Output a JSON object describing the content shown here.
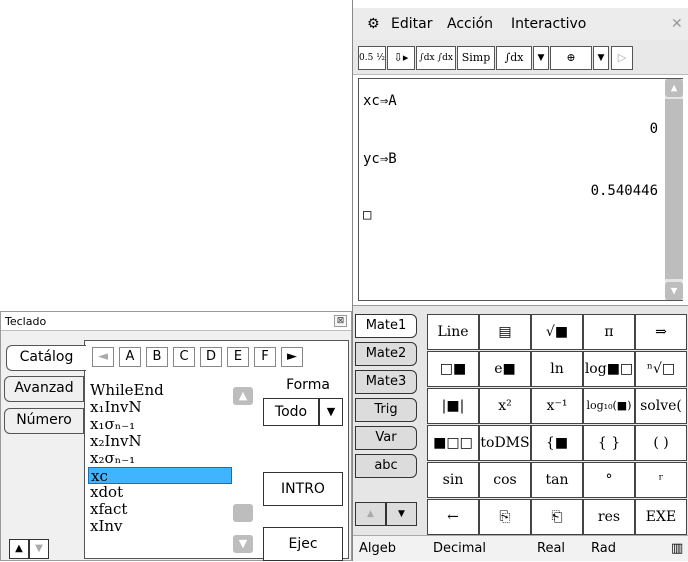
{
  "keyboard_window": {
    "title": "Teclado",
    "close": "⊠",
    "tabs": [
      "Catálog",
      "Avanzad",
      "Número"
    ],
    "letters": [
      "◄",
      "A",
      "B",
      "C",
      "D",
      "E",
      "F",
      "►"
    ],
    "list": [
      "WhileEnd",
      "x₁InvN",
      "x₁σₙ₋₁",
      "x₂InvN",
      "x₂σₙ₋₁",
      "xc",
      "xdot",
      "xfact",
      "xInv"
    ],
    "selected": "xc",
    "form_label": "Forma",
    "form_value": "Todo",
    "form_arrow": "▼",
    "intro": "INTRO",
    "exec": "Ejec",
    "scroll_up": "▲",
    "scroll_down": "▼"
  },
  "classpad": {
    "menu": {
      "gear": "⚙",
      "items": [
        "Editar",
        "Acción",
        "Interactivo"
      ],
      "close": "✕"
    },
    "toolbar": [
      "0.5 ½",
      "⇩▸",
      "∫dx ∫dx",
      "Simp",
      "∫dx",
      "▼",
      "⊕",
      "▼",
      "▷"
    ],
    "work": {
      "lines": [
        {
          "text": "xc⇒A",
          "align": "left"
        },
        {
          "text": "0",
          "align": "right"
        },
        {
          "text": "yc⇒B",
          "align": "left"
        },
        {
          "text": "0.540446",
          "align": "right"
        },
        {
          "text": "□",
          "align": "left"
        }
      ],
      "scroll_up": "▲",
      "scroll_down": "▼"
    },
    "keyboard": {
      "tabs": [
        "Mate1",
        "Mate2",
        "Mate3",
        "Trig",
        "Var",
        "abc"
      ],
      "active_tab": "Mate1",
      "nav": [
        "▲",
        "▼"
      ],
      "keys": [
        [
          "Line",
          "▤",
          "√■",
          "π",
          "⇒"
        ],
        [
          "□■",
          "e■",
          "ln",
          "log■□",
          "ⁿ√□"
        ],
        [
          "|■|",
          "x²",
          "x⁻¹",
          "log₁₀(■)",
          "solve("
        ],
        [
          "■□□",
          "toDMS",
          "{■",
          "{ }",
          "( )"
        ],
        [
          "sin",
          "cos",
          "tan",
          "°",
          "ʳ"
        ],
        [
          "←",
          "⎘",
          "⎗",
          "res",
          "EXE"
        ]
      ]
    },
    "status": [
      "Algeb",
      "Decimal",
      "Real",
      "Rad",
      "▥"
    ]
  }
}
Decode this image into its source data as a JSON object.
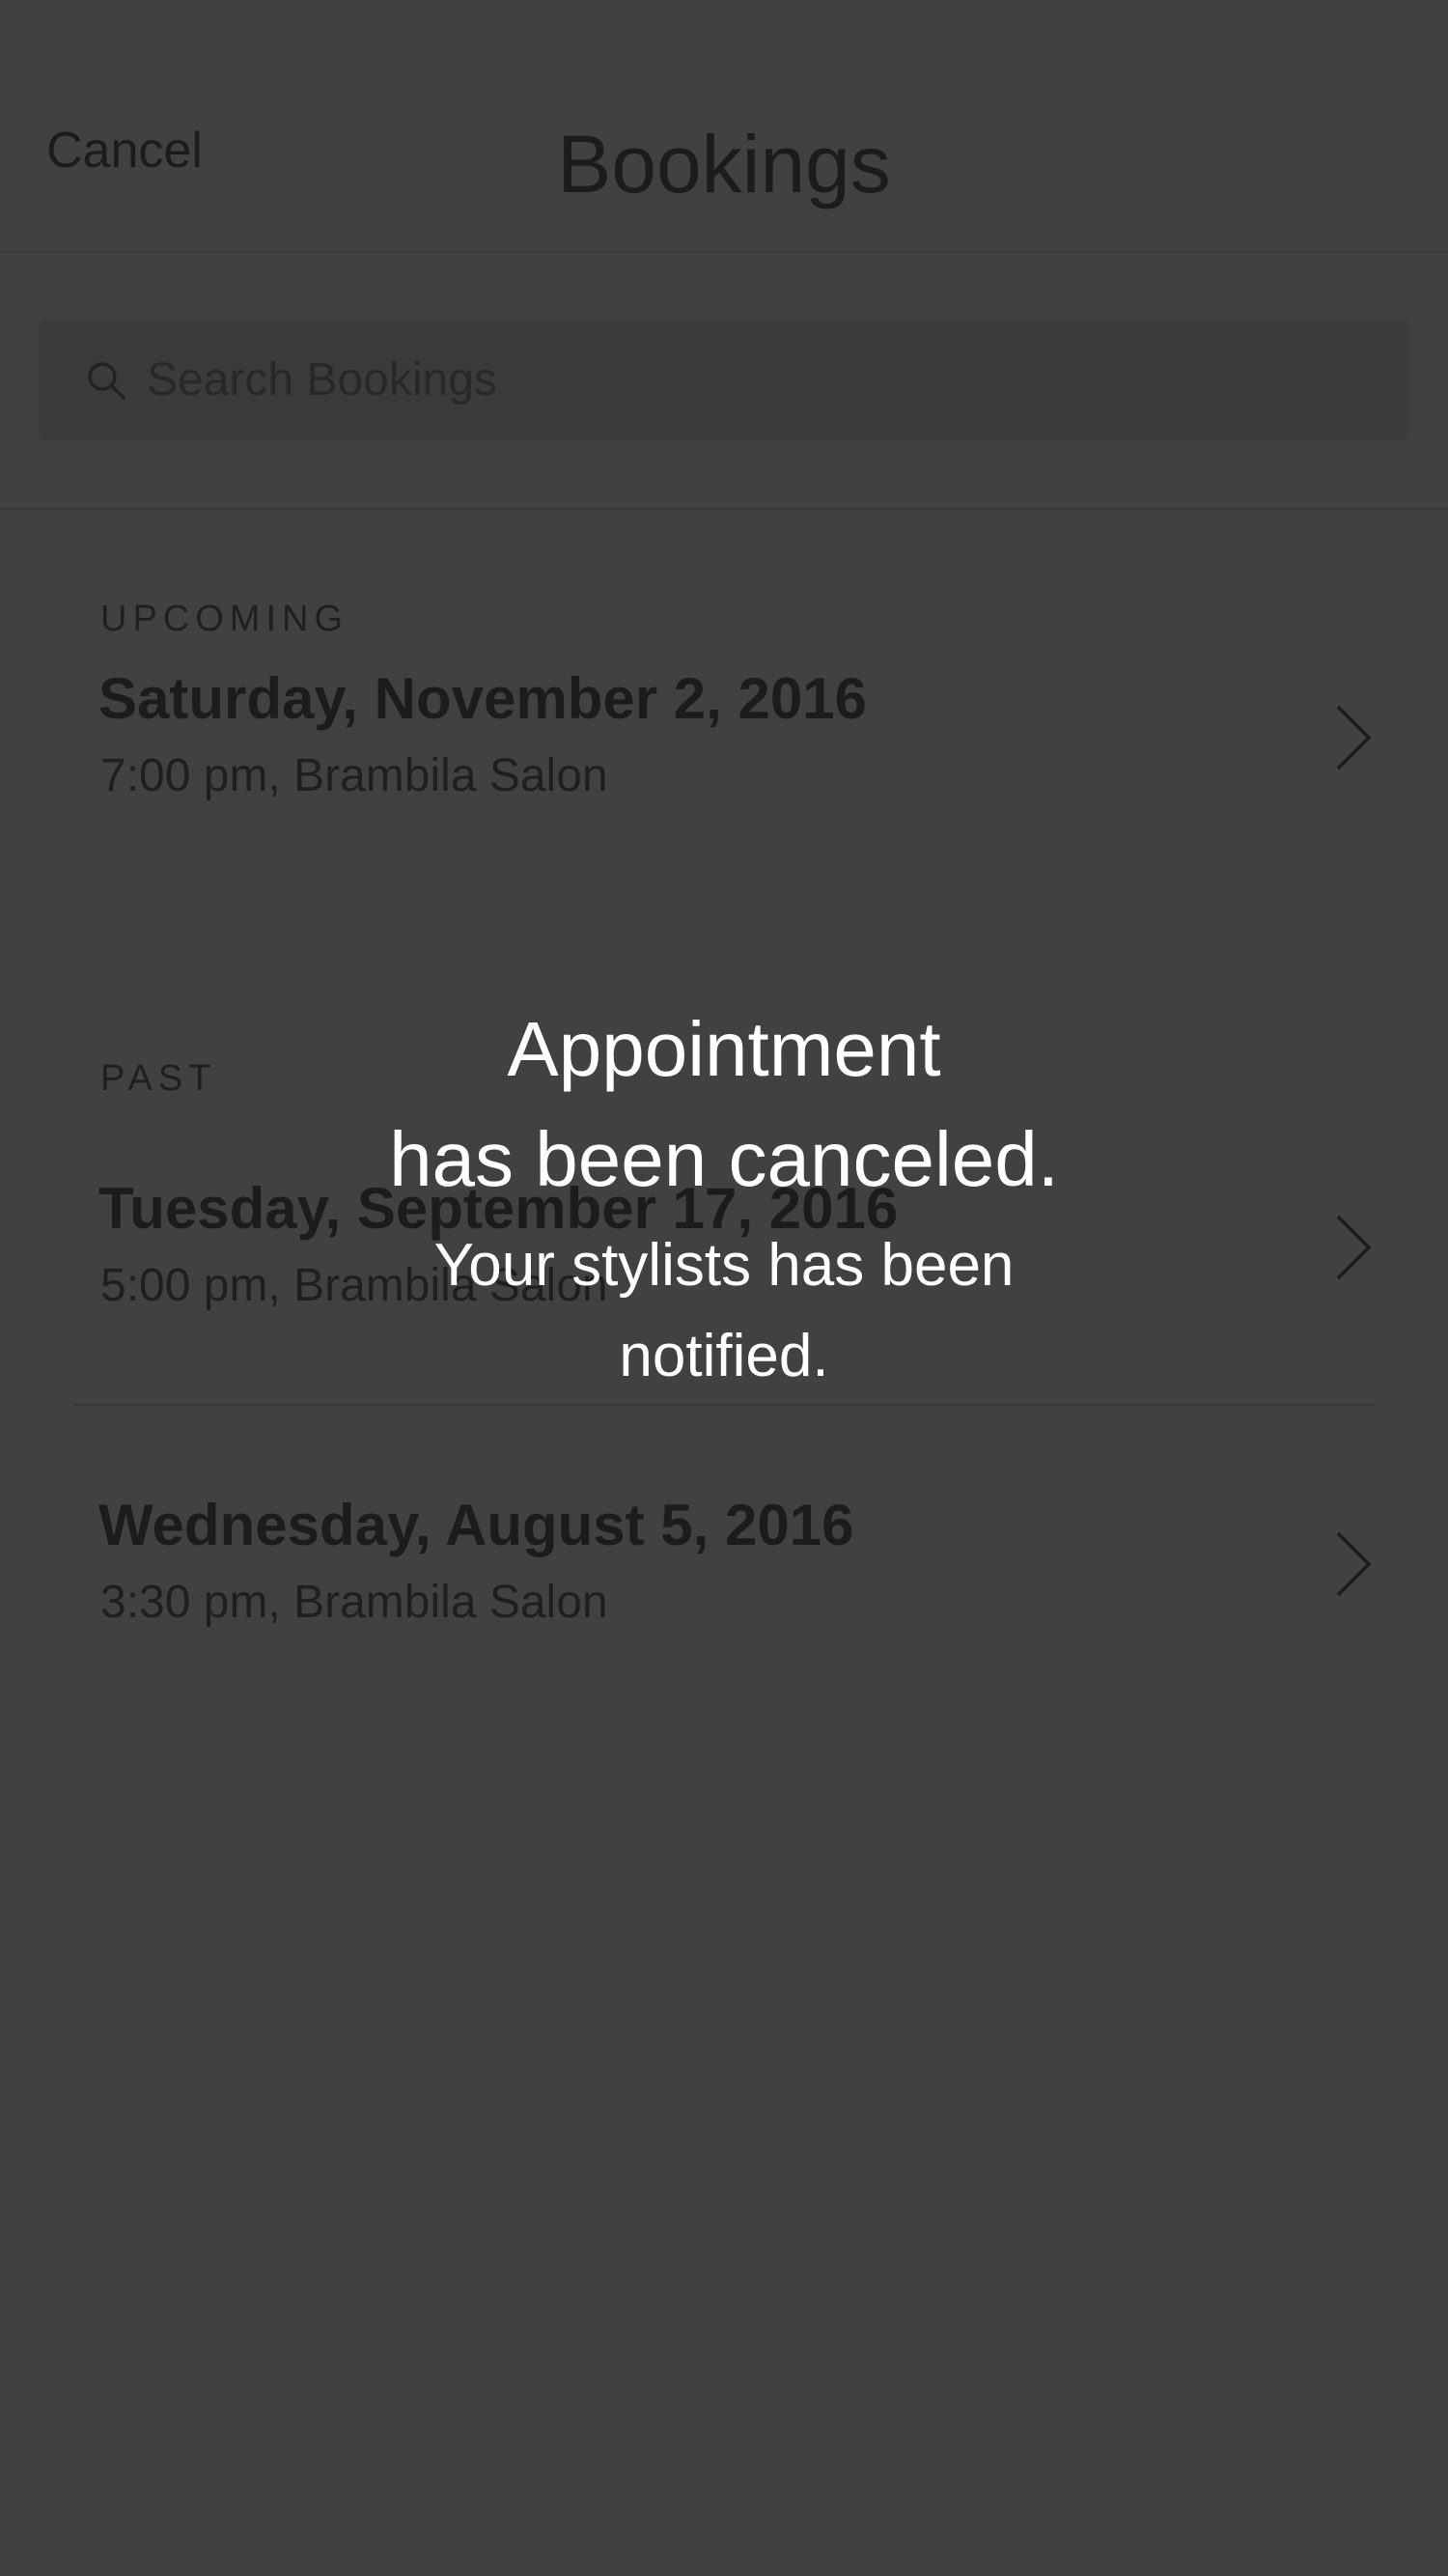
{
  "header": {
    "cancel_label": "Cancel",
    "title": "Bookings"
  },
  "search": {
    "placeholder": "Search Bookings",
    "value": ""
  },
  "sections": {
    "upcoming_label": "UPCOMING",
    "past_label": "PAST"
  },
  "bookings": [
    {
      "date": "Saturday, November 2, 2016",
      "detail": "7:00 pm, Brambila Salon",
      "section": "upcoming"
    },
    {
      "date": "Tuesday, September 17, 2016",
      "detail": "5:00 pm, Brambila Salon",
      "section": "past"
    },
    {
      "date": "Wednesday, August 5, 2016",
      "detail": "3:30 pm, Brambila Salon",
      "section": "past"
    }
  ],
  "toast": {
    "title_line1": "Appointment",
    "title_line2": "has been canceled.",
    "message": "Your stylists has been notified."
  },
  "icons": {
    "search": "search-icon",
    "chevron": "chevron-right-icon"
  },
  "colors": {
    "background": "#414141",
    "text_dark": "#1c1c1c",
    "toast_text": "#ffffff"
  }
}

- _TASK PROMPT_: Please retype, exactly and with the pictures left out, the lines from the line containing "Decode this image" through the last line of the records above.

- _ANSWER_:
Decode this image into its source data as a JSON object.
{
  "header": {
    "cancel_label": "Cancel",
    "title": "Bookings"
  },
  "search": {
    "placeholder": "Search Bookings",
    "value": ""
  },
  "sections": {
    "upcoming_label": "UPCOMING",
    "past_label": "PAST"
  },
  "bookings": [
    {
      "date": "Saturday, November 2, 2016",
      "detail": "7:00 pm, Brambila Salon",
      "section": "upcoming"
    },
    {
      "date": "Tuesday, September 17, 2016",
      "detail": "5:00 pm, Brambila Salon",
      "section": "past"
    },
    {
      "date": "Wednesday, August 5, 2016",
      "detail": "3:30 pm, Brambila Salon",
      "section": "past"
    }
  ],
  "toast": {
    "title_line1": "Appointment",
    "title_line2": "has been canceled.",
    "message": "Your stylists has been notified."
  },
  "icons": {
    "search": "search-icon",
    "chevron": "chevron-right-icon"
  },
  "colors": {
    "background": "#414141",
    "text_dark": "#1c1c1c",
    "toast_text": "#ffffff"
  }
}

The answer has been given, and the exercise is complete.